#### [Exercise directions]
Take from the listing each line that has the string "title".

● ● ●

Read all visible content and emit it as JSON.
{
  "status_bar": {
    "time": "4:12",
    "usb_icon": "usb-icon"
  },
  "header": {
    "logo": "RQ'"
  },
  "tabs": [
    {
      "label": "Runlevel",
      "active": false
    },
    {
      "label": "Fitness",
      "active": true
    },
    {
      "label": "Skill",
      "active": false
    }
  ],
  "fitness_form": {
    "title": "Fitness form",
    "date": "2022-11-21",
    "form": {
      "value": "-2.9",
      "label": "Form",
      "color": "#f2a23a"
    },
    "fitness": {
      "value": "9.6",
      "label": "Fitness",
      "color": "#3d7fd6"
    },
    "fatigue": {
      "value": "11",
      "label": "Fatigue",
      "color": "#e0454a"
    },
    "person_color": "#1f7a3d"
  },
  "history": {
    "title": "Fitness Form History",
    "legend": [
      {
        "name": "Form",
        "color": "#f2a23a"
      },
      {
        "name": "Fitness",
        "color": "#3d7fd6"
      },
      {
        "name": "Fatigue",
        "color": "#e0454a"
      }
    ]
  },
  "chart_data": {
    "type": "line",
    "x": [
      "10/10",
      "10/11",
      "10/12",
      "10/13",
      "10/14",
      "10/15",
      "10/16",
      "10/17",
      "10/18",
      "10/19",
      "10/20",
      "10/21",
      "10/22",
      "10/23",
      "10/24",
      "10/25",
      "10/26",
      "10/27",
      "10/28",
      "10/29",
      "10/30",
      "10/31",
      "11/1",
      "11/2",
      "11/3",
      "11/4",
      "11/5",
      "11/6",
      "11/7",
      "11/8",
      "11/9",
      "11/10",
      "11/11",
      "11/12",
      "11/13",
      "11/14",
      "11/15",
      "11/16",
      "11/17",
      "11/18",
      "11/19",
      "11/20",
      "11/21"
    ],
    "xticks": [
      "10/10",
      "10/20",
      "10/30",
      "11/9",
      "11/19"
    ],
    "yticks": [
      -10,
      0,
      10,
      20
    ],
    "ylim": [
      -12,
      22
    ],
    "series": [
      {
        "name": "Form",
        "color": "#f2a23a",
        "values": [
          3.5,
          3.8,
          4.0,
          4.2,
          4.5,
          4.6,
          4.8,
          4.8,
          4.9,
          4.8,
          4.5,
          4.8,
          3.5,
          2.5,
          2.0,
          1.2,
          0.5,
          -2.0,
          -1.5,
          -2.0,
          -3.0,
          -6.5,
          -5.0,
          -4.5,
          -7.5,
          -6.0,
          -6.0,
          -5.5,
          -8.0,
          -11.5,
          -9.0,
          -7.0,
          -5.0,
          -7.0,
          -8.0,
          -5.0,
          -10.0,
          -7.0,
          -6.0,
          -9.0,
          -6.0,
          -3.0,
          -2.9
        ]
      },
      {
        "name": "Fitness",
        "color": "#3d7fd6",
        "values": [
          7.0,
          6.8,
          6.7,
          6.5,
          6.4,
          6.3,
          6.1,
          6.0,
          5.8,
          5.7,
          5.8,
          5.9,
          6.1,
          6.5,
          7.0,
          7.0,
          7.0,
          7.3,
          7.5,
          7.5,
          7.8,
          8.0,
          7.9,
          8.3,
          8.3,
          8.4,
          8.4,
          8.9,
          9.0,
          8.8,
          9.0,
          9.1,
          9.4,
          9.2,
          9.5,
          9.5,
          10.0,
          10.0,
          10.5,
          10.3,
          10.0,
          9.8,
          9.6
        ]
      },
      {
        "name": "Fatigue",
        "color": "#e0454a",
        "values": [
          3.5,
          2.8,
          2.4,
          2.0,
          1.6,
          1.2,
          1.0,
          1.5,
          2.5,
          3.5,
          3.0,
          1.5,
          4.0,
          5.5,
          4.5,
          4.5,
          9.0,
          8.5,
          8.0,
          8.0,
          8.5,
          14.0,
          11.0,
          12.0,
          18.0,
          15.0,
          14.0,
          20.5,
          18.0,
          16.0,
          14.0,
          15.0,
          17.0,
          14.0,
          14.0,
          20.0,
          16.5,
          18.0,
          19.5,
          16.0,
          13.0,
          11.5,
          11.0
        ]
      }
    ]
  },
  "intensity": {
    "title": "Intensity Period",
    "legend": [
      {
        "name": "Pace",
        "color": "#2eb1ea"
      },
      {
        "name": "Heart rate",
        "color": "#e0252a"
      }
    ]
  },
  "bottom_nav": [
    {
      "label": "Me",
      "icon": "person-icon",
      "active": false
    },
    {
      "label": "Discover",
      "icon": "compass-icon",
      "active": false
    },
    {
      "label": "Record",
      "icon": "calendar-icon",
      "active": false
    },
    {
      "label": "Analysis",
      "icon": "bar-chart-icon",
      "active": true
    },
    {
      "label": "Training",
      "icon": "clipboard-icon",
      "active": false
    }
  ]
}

● ● ●

#### [Expected answer]
    "title": "Fitness form",
    "title": "Fitness Form History",
    "title": "Intensity Period",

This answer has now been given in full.